WRITTEN PROBLEM => Copy out every line of the data exactly.

Stored items =>
........

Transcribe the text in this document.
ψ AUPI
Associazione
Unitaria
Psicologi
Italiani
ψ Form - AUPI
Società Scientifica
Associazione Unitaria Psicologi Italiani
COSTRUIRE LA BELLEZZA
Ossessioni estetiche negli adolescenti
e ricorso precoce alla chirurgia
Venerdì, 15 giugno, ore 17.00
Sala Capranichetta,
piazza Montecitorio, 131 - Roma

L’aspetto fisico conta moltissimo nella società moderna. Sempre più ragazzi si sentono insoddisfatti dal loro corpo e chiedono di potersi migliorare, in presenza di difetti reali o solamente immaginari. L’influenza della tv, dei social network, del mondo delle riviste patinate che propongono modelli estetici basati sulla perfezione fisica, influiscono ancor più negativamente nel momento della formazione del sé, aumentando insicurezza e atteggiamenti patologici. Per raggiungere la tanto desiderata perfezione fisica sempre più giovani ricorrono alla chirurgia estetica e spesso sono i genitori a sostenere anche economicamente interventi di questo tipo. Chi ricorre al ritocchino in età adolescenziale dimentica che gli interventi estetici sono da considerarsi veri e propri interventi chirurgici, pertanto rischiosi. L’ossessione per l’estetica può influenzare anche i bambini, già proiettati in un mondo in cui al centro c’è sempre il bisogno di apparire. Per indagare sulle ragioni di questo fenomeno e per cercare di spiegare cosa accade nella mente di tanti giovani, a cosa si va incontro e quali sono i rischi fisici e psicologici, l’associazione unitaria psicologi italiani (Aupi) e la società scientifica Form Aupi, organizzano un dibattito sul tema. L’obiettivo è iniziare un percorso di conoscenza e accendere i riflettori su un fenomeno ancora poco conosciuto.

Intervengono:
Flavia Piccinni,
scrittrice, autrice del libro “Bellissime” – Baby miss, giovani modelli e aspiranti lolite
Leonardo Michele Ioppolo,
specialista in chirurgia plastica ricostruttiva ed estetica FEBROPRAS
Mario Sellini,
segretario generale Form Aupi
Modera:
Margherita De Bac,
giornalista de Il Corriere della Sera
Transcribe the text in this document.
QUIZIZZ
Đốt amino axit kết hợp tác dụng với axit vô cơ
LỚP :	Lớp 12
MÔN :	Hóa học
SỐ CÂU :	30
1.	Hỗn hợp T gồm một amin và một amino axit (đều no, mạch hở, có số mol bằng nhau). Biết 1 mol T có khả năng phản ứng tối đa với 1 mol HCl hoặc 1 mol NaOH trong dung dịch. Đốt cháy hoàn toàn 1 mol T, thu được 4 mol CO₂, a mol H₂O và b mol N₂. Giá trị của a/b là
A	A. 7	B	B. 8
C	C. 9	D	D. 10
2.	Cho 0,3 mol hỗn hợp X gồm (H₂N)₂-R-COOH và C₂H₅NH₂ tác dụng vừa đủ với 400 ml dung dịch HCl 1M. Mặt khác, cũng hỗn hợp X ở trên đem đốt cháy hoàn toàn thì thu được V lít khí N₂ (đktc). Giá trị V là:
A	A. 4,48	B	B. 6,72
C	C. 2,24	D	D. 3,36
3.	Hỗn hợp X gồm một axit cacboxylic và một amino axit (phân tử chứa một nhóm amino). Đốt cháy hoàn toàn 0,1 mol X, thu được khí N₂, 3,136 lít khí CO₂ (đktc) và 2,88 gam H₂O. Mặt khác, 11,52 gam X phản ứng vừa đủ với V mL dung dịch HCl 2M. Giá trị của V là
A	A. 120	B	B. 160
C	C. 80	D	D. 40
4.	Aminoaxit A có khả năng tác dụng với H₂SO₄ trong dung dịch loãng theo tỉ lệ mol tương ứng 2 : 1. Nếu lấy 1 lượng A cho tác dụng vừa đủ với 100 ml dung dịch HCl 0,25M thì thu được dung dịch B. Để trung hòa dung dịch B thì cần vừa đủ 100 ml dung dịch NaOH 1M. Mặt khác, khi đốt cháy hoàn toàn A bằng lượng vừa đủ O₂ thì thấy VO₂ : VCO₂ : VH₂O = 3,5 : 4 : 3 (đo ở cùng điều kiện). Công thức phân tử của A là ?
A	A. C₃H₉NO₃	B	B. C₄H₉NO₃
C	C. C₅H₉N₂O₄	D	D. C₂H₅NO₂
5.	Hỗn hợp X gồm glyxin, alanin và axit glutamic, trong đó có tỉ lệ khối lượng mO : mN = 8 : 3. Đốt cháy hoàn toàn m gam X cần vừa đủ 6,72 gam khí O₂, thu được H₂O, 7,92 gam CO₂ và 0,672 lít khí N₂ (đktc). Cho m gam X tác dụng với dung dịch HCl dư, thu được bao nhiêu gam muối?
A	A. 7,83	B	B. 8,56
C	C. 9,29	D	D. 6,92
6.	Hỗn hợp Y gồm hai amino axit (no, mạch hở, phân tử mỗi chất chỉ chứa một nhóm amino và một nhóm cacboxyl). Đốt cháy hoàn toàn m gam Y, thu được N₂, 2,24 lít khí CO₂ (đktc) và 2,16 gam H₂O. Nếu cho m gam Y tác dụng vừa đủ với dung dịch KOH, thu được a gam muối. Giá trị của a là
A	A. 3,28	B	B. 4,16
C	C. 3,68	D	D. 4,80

........

FINISHED TASK =>
Transcribe the text in this document.
ψ AUPI
Associazione
Unitaria
Psicologi
Italiani
ψ Form - AUPI
Società Scientifica
Associazione Unitaria Psicologi Italiani
COSTRUIRE LA BELLEZZA
Ossessioni estetiche negli adolescenti
e ricorso precoce alla chirurgia
Venerdì, 15 giugno, ore 17.00
Sala Capranichetta,
piazza Montecitorio, 131 - Roma

L’aspetto fisico conta moltissimo nella società moderna. Sempre più ragazzi si sentono insoddisfatti dal loro corpo e chiedono di potersi migliorare, in presenza di difetti reali o solamente immaginari. L’influenza della tv, dei social network, del mondo delle riviste patinate che propongono modelli estetici basati sulla perfezione fisica, influiscono ancor più negativamente nel momento della formazione del sé, aumentando insicurezza e atteggiamenti patologici. Per raggiungere la tanto desiderata perfezione fisica sempre più giovani ricorrono alla chirurgia estetica e spesso sono i genitori a sostenere anche economicamente interventi di questo tipo. Chi ricorre al ritocchino in età adolescenziale dimentica che gli interventi estetici sono da considerarsi veri e propri interventi chirurgici, pertanto rischiosi. L’ossessione per l’estetica può influenzare anche i bambini, già proiettati in un mondo in cui al centro c’è sempre il bisogno di apparire. Per indagare sulle ragioni di questo fenomeno e per cercare di spiegare cosa accade nella mente di tanti giovani, a cosa si va incontro e quali sono i rischi fisici e psicologici, l’associazione unitaria psicologi italiani (Aupi) e la società scientifica Form Aupi, organizzano un dibattito sul tema. L’obiettivo è iniziare un percorso di conoscenza e accendere i riflettori su un fenomeno ancora poco conosciuto.

Intervengono:
Flavia Piccinni,
scrittrice, autrice del libro “Bellissime” – Baby miss, giovani modelli e aspiranti lolite
Leonardo Michele Ioppolo,
specialista in chirurgia plastica ricostruttiva ed estetica FEBROPRAS
Mario Sellini,
segretario generale Form Aupi
Modera:
Margherita De Bac,
giornalista de Il Corriere della Sera
Transcribe the text in this document.
QUIZIZZ
Đốt amino axit kết hợp tác dụng với axit vô cơ
LỚP :	Lớp 12
MÔN :	Hóa học
SỐ CÂU :	30
1.	Hỗn hợp T gồm một amin và một amino axit (đều no, mạch hở, có số mol bằng nhau). Biết 1 mol T có khả năng phản ứng tối đa với 1 mol HCl hoặc 1 mol NaOH trong dung dịch. Đốt cháy hoàn toàn 1 mol T, thu được 4 mol CO₂, a mol H₂O và b mol N₂. Giá trị của a/b là
A	A. 7	B	B. 8
C	C. 9	D	D. 10
2.	Cho 0,3 mol hỗn hợp X gồm (H₂N)₂-R-COOH và C₂H₅NH₂ tác dụng vừa đủ với 400 ml dung dịch HCl 1M. Mặt khác, cũng hỗn hợp X ở trên đem đốt cháy hoàn toàn thì thu được V lít khí N₂ (đktc). Giá trị V là:
A	A. 4,48	B	B. 6,72
C	C. 2,24	D	D. 3,36
3.	Hỗn hợp X gồm một axit cacboxylic và một amino axit (phân tử chứa một nhóm amino). Đốt cháy hoàn toàn 0,1 mol X, thu được khí N₂, 3,136 lít khí CO₂ (đktc) và 2,88 gam H₂O. Mặt khác, 11,52 gam X phản ứng vừa đủ với V mL dung dịch HCl 2M. Giá trị của V là
A	A. 120	B	B. 160
C	C. 80	D	D. 40
4.	Aminoaxit A có khả năng tác dụng với H₂SO₄ trong dung dịch loãng theo tỉ lệ mol tương ứng 2 : 1. Nếu lấy 1 lượng A cho tác dụng vừa đủ với 100 ml dung dịch HCl 0,25M thì thu được dung dịch B. Để trung hòa dung dịch B thì cần vừa đủ 100 ml dung dịch NaOH 1M. Mặt khác, khi đốt cháy hoàn toàn A bằng lượng vừa đủ O₂ thì thấy VO₂ : VCO₂ : VH₂O = 3,5 : 4 : 3 (đo ở cùng điều kiện). Công thức phân tử của A là ?
A	A. C₃H₉NO₃	B	B. C₄H₉NO₃
C	C. C₅H₉N₂O₄	D	D. C₂H₅NO₂
5.	Hỗn hợp X gồm glyxin, alanin và axit glutamic, trong đó có tỉ lệ khối lượng mO : mN = 8 : 3. Đốt cháy hoàn toàn m gam X cần vừa đủ 6,72 gam khí O₂, thu được H₂O, 7,92 gam CO₂ và 0,672 lít khí N₂ (đktc). Cho m gam X tác dụng với dung dịch HCl dư, thu được bao nhiêu gam muối?
A	A. 7,83	B	B. 8,56
C	C. 9,29	D	D. 6,92
6.	Hỗn hợp Y gồm hai amino axit (no, mạch hở, phân tử mỗi chất chỉ chứa một nhóm amino và một nhóm cacboxyl). Đốt cháy hoàn toàn m gam Y, thu được N₂, 2,24 lít khí CO₂ (đktc) và 2,16 gam H₂O. Nếu cho m gam Y tác dụng vừa đủ với dung dịch KOH, thu được a gam muối. Giá trị của a là
A	A. 3,28	B	B. 4,16
C	C. 3,68	D	D. 4,80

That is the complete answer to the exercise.